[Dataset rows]
┌──
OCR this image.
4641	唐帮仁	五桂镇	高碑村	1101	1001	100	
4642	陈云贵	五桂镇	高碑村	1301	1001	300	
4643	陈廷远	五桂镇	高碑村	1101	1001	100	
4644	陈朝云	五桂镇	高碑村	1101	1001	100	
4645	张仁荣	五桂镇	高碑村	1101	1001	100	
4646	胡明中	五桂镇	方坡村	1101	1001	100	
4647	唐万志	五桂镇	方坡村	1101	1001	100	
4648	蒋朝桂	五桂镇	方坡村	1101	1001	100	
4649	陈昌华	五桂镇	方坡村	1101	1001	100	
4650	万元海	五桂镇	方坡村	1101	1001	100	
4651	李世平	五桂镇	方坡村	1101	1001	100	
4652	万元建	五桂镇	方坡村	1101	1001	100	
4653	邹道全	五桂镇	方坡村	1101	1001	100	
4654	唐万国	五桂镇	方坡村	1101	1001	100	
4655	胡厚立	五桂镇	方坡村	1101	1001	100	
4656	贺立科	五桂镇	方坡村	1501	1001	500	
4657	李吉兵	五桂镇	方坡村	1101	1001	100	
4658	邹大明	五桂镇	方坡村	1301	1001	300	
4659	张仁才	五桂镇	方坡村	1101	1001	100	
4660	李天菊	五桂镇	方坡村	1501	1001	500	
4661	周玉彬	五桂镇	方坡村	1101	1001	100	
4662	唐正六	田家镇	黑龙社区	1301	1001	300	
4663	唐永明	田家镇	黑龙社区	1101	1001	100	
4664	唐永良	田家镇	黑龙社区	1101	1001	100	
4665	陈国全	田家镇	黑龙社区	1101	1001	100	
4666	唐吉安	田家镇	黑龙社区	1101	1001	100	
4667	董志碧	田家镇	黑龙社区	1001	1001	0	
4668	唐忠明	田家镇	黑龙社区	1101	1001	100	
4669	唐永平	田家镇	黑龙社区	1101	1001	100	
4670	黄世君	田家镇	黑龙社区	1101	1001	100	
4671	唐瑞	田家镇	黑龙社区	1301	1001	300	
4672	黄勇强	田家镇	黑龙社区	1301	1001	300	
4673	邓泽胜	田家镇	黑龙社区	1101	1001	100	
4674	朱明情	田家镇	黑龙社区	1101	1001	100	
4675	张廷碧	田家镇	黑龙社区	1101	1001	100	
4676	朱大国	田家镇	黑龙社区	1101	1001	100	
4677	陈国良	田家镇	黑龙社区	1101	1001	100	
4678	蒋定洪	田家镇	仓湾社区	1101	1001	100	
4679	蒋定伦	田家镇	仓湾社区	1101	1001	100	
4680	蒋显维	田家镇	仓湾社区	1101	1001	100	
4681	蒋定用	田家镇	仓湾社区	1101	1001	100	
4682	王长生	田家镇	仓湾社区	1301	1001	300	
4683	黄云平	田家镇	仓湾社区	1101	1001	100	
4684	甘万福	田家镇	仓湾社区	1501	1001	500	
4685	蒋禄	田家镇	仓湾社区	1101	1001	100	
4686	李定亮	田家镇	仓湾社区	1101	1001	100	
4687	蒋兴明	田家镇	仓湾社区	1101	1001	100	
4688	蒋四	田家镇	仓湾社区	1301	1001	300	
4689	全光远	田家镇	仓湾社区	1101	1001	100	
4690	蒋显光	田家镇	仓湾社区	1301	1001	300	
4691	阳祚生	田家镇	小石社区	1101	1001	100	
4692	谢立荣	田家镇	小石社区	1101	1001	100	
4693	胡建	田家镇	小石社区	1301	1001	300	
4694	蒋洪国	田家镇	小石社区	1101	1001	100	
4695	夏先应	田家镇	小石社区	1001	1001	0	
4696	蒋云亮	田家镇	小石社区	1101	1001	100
└──
┌──
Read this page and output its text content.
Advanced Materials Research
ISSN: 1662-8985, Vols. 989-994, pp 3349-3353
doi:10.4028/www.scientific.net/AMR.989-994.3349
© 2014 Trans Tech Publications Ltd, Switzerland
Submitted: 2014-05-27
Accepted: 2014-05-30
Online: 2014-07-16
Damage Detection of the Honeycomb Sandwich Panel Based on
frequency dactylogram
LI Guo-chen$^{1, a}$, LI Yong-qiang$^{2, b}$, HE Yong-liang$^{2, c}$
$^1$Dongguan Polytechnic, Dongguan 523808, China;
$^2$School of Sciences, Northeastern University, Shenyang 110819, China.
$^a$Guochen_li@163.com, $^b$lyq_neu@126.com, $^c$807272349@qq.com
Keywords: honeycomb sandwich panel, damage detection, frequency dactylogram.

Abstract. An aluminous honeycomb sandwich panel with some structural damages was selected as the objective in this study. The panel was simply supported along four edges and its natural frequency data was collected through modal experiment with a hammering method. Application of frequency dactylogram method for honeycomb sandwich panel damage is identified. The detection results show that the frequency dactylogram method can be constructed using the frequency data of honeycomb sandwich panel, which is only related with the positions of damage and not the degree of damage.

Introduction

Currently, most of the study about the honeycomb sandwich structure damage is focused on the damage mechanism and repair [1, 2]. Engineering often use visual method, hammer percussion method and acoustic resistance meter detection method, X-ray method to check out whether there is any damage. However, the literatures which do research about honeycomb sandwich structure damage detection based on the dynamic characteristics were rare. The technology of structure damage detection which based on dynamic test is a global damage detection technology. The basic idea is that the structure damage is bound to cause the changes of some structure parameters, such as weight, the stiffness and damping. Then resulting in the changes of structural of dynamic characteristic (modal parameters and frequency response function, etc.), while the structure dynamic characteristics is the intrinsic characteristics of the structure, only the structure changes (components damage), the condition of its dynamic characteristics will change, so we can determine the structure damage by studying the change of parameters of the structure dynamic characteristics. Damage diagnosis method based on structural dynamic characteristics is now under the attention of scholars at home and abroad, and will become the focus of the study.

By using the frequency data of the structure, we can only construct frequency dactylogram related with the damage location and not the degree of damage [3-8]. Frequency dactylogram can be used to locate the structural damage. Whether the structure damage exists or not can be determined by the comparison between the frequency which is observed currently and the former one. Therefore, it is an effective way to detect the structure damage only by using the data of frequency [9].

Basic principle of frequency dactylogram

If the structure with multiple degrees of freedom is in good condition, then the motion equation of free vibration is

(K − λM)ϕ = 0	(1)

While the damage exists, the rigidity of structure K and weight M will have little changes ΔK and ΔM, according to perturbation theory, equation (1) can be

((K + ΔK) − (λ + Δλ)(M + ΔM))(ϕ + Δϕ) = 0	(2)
└──
**Task directions:** Go through the material above and count the lines that include "China". Give the number alone.

**Expected answer:** 2